### Records from a collection of figures
+ + + + + + +
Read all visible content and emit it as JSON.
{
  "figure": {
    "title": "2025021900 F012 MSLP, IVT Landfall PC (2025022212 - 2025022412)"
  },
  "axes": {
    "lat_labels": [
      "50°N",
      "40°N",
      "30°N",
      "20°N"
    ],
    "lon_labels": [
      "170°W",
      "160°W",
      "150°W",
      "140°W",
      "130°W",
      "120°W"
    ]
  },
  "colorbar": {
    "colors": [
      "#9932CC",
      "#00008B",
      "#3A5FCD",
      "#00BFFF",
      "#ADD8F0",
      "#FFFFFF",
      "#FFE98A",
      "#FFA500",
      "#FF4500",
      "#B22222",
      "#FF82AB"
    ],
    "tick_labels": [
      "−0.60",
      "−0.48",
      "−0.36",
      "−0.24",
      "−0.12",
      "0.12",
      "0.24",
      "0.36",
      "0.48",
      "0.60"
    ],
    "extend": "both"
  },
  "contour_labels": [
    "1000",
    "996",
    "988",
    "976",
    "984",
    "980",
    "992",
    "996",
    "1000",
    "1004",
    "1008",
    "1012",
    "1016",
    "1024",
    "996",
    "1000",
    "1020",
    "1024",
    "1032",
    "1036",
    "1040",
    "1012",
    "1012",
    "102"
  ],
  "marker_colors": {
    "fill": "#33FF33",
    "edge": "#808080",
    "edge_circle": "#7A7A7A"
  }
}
+ + + + + + +
Send back all of the entries exactly, with nothing missing.

### WRITTEN REPLY
Read all visible content and emit it as JSON.
{
  "figure": {
    "title": "2025021900 F012 MSLP, IVT Landfall PC (2025022212 - 2025022412)"
  },
  "axes": {
    "lat_labels": [
      "50°N",
      "40°N",
      "30°N",
      "20°N"
    ],
    "lon_labels": [
      "170°W",
      "160°W",
      "150°W",
      "140°W",
      "130°W",
      "120°W"
    ]
  },
  "colorbar": {
    "colors": [
      "#9932CC",
      "#00008B",
      "#3A5FCD",
      "#00BFFF",
      "#ADD8F0",
      "#FFFFFF",
      "#FFE98A",
      "#FFA500",
      "#FF4500",
      "#B22222",
      "#FF82AB"
    ],
    "tick_labels": [
      "−0.60",
      "−0.48",
      "−0.36",
      "−0.24",
      "−0.12",
      "0.12",
      "0.24",
      "0.36",
      "0.48",
      "0.60"
    ],
    "extend": "both"
  },
  "contour_labels": [
    "1000",
    "996",
    "988",
    "976",
    "984",
    "980",
    "992",
    "996",
    "1000",
    "1004",
    "1008",
    "1012",
    "1016",
    "1024",
    "996",
    "1000",
    "1020",
    "1024",
    "1032",
    "1036",
    "1040",
    "1012",
    "1012",
    "102"
  ],
  "marker_colors": {
    "fill": "#33FF33",
    "edge": "#808080",
    "edge_circle": "#7A7A7A"
  }
}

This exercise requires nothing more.